— BEGIN Materials provided —

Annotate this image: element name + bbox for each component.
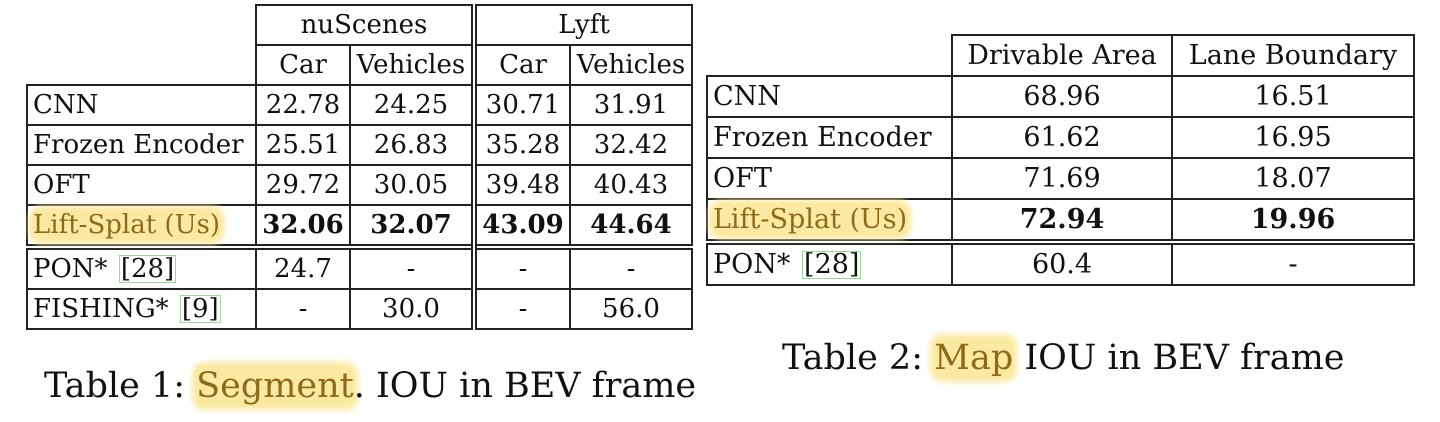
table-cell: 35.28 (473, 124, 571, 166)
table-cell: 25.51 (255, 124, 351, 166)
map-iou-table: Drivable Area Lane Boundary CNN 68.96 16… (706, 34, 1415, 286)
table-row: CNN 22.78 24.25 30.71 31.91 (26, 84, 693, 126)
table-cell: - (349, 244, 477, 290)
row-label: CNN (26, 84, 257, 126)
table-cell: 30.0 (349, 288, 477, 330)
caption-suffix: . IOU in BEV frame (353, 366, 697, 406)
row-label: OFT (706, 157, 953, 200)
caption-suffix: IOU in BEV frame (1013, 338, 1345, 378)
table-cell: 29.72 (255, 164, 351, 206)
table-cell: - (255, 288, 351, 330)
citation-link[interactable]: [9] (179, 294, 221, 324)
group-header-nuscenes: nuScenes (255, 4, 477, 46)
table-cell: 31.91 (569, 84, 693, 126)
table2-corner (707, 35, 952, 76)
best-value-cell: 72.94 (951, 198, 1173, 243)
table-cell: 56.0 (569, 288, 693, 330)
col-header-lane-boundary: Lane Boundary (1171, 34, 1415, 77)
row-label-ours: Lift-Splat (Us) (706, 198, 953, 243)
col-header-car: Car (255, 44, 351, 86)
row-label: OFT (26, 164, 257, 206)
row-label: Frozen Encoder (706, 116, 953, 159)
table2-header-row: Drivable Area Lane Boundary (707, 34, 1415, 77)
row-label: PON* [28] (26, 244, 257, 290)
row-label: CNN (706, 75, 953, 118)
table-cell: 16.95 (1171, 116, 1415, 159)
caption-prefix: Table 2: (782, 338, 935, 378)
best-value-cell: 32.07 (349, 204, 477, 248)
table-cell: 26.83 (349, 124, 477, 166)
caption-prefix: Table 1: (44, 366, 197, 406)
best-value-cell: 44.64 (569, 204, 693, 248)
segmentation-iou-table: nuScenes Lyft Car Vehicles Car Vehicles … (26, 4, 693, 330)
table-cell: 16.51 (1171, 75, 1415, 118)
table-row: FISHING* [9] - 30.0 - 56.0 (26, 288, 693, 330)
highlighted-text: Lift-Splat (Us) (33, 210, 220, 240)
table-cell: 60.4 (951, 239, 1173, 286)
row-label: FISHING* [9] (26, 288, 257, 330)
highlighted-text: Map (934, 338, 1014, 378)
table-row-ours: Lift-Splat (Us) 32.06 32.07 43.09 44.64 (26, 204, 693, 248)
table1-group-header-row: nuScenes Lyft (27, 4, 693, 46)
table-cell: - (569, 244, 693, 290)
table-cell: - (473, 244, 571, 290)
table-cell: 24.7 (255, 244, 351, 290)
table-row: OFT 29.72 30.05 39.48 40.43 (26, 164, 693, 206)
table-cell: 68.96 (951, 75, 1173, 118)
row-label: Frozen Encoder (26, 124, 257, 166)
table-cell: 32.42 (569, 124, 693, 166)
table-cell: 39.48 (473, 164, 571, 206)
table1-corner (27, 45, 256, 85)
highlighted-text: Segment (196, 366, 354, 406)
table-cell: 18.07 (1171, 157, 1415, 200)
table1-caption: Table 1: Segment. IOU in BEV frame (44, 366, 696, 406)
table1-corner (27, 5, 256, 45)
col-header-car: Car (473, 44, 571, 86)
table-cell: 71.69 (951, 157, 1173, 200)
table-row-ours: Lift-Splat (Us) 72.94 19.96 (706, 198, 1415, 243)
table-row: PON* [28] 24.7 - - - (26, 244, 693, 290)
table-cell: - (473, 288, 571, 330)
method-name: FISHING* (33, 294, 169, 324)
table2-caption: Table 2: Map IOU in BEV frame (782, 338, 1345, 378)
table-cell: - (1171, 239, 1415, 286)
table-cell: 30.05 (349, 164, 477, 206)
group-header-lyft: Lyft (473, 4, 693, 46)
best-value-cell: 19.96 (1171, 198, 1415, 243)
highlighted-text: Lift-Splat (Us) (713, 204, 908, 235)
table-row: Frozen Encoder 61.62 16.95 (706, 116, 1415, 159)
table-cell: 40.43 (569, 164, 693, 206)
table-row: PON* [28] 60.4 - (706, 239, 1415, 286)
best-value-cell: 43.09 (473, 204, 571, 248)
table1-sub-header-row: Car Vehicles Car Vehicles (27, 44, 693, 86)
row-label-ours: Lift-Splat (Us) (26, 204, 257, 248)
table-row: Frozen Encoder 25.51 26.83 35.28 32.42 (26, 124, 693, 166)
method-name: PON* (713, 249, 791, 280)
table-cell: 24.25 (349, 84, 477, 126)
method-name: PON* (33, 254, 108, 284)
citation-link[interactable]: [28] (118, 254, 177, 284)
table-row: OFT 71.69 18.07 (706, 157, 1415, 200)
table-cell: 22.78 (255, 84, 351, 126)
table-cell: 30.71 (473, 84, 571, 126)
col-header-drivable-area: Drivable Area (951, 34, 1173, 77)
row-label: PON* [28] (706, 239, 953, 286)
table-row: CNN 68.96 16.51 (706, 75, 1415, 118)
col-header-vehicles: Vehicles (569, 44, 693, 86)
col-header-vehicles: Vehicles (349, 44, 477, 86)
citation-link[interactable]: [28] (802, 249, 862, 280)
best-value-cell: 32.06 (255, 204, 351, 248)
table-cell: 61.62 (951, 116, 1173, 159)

— END Materials provided —

# Required work:
Could you print every line above, from the one containing "table-cell: 35.28 (473, 124, 571, 166)" through the one containing "citation-link[interactable]: [9] (179, 294, 221, 324)", both included and unchanged?

# Answer below:
table-cell: 35.28 (473, 124, 571, 166)
table-cell: 25.51 (255, 124, 351, 166)
map-iou-table: Drivable Area Lane Boundary CNN 68.96 16… (706, 34, 1415, 286)
table-row: CNN 22.78 24.25 30.71 31.91 (26, 84, 693, 126)
table-cell: - (349, 244, 477, 290)
row-label: CNN (26, 84, 257, 126)
table-cell: 30.0 (349, 288, 477, 330)
caption-suffix: . IOU in BEV frame (353, 366, 697, 406)
row-label: OFT (706, 157, 953, 200)
caption-suffix: IOU in BEV frame (1013, 338, 1345, 378)
table-cell: 29.72 (255, 164, 351, 206)
table-cell: - (255, 288, 351, 330)
citation-link[interactable]: [9] (179, 294, 221, 324)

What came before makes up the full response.